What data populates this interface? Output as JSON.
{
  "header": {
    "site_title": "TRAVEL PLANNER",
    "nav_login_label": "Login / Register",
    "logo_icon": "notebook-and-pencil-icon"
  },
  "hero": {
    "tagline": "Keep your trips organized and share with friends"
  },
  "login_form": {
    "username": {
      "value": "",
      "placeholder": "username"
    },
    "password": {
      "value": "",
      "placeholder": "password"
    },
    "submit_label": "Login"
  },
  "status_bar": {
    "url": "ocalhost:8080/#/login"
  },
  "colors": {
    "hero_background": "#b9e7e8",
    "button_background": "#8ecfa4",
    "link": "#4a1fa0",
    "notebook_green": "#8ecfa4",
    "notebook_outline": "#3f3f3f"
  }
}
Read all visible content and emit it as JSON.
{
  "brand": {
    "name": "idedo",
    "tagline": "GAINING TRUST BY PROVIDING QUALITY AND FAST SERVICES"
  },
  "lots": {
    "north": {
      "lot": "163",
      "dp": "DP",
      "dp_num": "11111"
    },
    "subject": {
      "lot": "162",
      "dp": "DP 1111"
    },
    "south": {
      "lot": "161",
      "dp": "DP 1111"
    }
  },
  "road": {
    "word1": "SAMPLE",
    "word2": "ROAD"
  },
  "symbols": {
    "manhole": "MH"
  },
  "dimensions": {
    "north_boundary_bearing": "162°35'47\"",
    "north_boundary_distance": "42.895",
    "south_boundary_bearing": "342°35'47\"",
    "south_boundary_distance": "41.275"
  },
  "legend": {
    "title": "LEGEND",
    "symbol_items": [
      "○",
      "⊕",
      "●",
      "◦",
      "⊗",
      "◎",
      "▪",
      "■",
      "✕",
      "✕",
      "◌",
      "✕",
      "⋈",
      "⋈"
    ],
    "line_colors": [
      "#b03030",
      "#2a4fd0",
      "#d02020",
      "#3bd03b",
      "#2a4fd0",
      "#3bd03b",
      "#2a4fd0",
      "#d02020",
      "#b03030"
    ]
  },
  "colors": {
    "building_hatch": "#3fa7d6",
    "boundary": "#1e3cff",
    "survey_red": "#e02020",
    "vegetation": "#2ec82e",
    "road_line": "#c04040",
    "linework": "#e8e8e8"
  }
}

- DO THIS -
Write out every entry verbatim.

- RESPONSE FOR THIS EXERCISE -
What data populates this interface? Output as JSON.
{
  "header": {
    "site_title": "TRAVEL PLANNER",
    "nav_login_label": "Login / Register",
    "logo_icon": "notebook-and-pencil-icon"
  },
  "hero": {
    "tagline": "Keep your trips organized and share with friends"
  },
  "login_form": {
    "username": {
      "value": "",
      "placeholder": "username"
    },
    "password": {
      "value": "",
      "placeholder": "password"
    },
    "submit_label": "Login"
  },
  "status_bar": {
    "url": "ocalhost:8080/#/login"
  },
  "colors": {
    "hero_background": "#b9e7e8",
    "button_background": "#8ecfa4",
    "link": "#4a1fa0",
    "notebook_green": "#8ecfa4",
    "notebook_outline": "#3f3f3f"
  }
}
Read all visible content and emit it as JSON.
{
  "brand": {
    "name": "idedo",
    "tagline": "GAINING TRUST BY PROVIDING QUALITY AND FAST SERVICES"
  },
  "lots": {
    "north": {
      "lot": "163",
      "dp": "DP",
      "dp_num": "11111"
    },
    "subject": {
      "lot": "162",
      "dp": "DP 1111"
    },
    "south": {
      "lot": "161",
      "dp": "DP 1111"
    }
  },
  "road": {
    "word1": "SAMPLE",
    "word2": "ROAD"
  },
  "symbols": {
    "manhole": "MH"
  },
  "dimensions": {
    "north_boundary_bearing": "162°35'47\"",
    "north_boundary_distance": "42.895",
    "south_boundary_bearing": "342°35'47\"",
    "south_boundary_distance": "41.275"
  },
  "legend": {
    "title": "LEGEND",
    "symbol_items": [
      "○",
      "⊕",
      "●",
      "◦",
      "⊗",
      "◎",
      "▪",
      "■",
      "✕",
      "✕",
      "◌",
      "✕",
      "⋈",
      "⋈"
    ],
    "line_colors": [
      "#b03030",
      "#2a4fd0",
      "#d02020",
      "#3bd03b",
      "#2a4fd0",
      "#3bd03b",
      "#2a4fd0",
      "#d02020",
      "#b03030"
    ]
  },
  "colors": {
    "building_hatch": "#3fa7d6",
    "boundary": "#1e3cff",
    "survey_red": "#e02020",
    "vegetation": "#2ec82e",
    "road_line": "#c04040",
    "linework": "#e8e8e8"
  }
}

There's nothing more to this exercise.